SET PROBLEM: Your task is to transcribe the records exactly, skipping every image.

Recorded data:
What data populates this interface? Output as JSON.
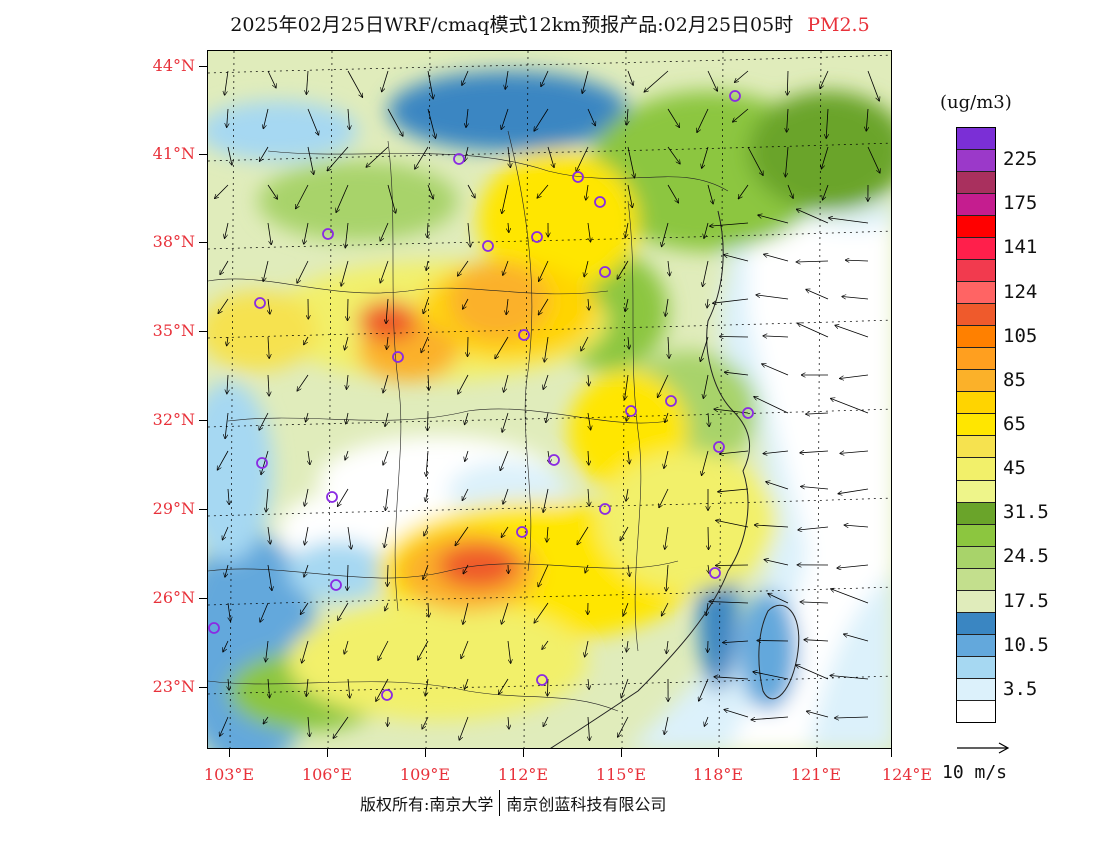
{
  "title": {
    "text": "2025年02月25日WRF/cmaq模式12km预报产品:02月25日05时",
    "species": "PM2.5",
    "species_color": "#e8313a"
  },
  "map": {
    "latitude_labels": [
      "44°N",
      "41°N",
      "38°N",
      "35°N",
      "32°N",
      "29°N",
      "26°N",
      "23°N"
    ],
    "longitude_labels": [
      "103°E",
      "106°E",
      "109°E",
      "112°E",
      "115°E",
      "118°E",
      "121°E",
      "124°E"
    ],
    "axis_label_color": "#e8313a",
    "station_marker_color": "#8a2be2"
  },
  "legend": {
    "unit": "(ug/m3)",
    "bins": [
      {
        "color": "#7b2fd6"
      },
      {
        "color": "#9b39c9",
        "label": "225"
      },
      {
        "color": "#a9305e"
      },
      {
        "color": "#c51d8f",
        "label": "175"
      },
      {
        "color": "#ff0000"
      },
      {
        "color": "#ff1f4b",
        "label": "141"
      },
      {
        "color": "#f23a4e"
      },
      {
        "color": "#ff6464",
        "label": "124"
      },
      {
        "color": "#ef5a2c"
      },
      {
        "color": "#ff8000",
        "label": "105"
      },
      {
        "color": "#ff9f1f"
      },
      {
        "color": "#fbb129",
        "label": "85"
      },
      {
        "color": "#ffd400"
      },
      {
        "color": "#ffe600",
        "label": "65"
      },
      {
        "color": "#f6e24f"
      },
      {
        "color": "#f2f06a",
        "label": "45"
      },
      {
        "color": "#eef58a"
      },
      {
        "color": "#6aa42a",
        "label": "31.5"
      },
      {
        "color": "#8cc63f"
      },
      {
        "color": "#a8d36a",
        "label": "24.5"
      },
      {
        "color": "#c3df8d"
      },
      {
        "color": "#e0ecbb",
        "label": "17.5"
      },
      {
        "color": "#3a86c2"
      },
      {
        "color": "#63a8dc",
        "label": "10.5"
      },
      {
        "color": "#a6d8f2"
      },
      {
        "color": "#dcf1fb",
        "label": "3.5"
      },
      {
        "color": "#ffffff"
      }
    ]
  },
  "wind_reference": {
    "label": "10 m/s"
  },
  "footer": {
    "copyright": "版权所有:南京大学",
    "company": "南京创蓝科技有限公司"
  }
}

RESPONSE FOR THIS EXERCISE:
What data populates this interface? Output as JSON.
{
  "title": {
    "text": "2025年02月25日WRF/cmaq模式12km预报产品:02月25日05时",
    "species": "PM2.5",
    "species_color": "#e8313a"
  },
  "map": {
    "latitude_labels": [
      "44°N",
      "41°N",
      "38°N",
      "35°N",
      "32°N",
      "29°N",
      "26°N",
      "23°N"
    ],
    "longitude_labels": [
      "103°E",
      "106°E",
      "109°E",
      "112°E",
      "115°E",
      "118°E",
      "121°E",
      "124°E"
    ],
    "axis_label_color": "#e8313a",
    "station_marker_color": "#8a2be2"
  },
  "legend": {
    "unit": "(ug/m3)",
    "bins": [
      {
        "color": "#7b2fd6"
      },
      {
        "color": "#9b39c9",
        "label": "225"
      },
      {
        "color": "#a9305e"
      },
      {
        "color": "#c51d8f",
        "label": "175"
      },
      {
        "color": "#ff0000"
      },
      {
        "color": "#ff1f4b",
        "label": "141"
      },
      {
        "color": "#f23a4e"
      },
      {
        "color": "#ff6464",
        "label": "124"
      },
      {
        "color": "#ef5a2c"
      },
      {
        "color": "#ff8000",
        "label": "105"
      },
      {
        "color": "#ff9f1f"
      },
      {
        "color": "#fbb129",
        "label": "85"
      },
      {
        "color": "#ffd400"
      },
      {
        "color": "#ffe600",
        "label": "65"
      },
      {
        "color": "#f6e24f"
      },
      {
        "color": "#f2f06a",
        "label": "45"
      },
      {
        "color": "#eef58a"
      },
      {
        "color": "#6aa42a",
        "label": "31.5"
      },
      {
        "color": "#8cc63f"
      },
      {
        "color": "#a8d36a",
        "label": "24.5"
      },
      {
        "color": "#c3df8d"
      },
      {
        "color": "#e0ecbb",
        "label": "17.5"
      },
      {
        "color": "#3a86c2"
      },
      {
        "color": "#63a8dc",
        "label": "10.5"
      },
      {
        "color": "#a6d8f2"
      },
      {
        "color": "#dcf1fb",
        "label": "3.5"
      },
      {
        "color": "#ffffff"
      }
    ]
  },
  "wind_reference": {
    "label": "10 m/s"
  },
  "footer": {
    "copyright": "版权所有:南京大学",
    "company": "南京创蓝科技有限公司"
  }
}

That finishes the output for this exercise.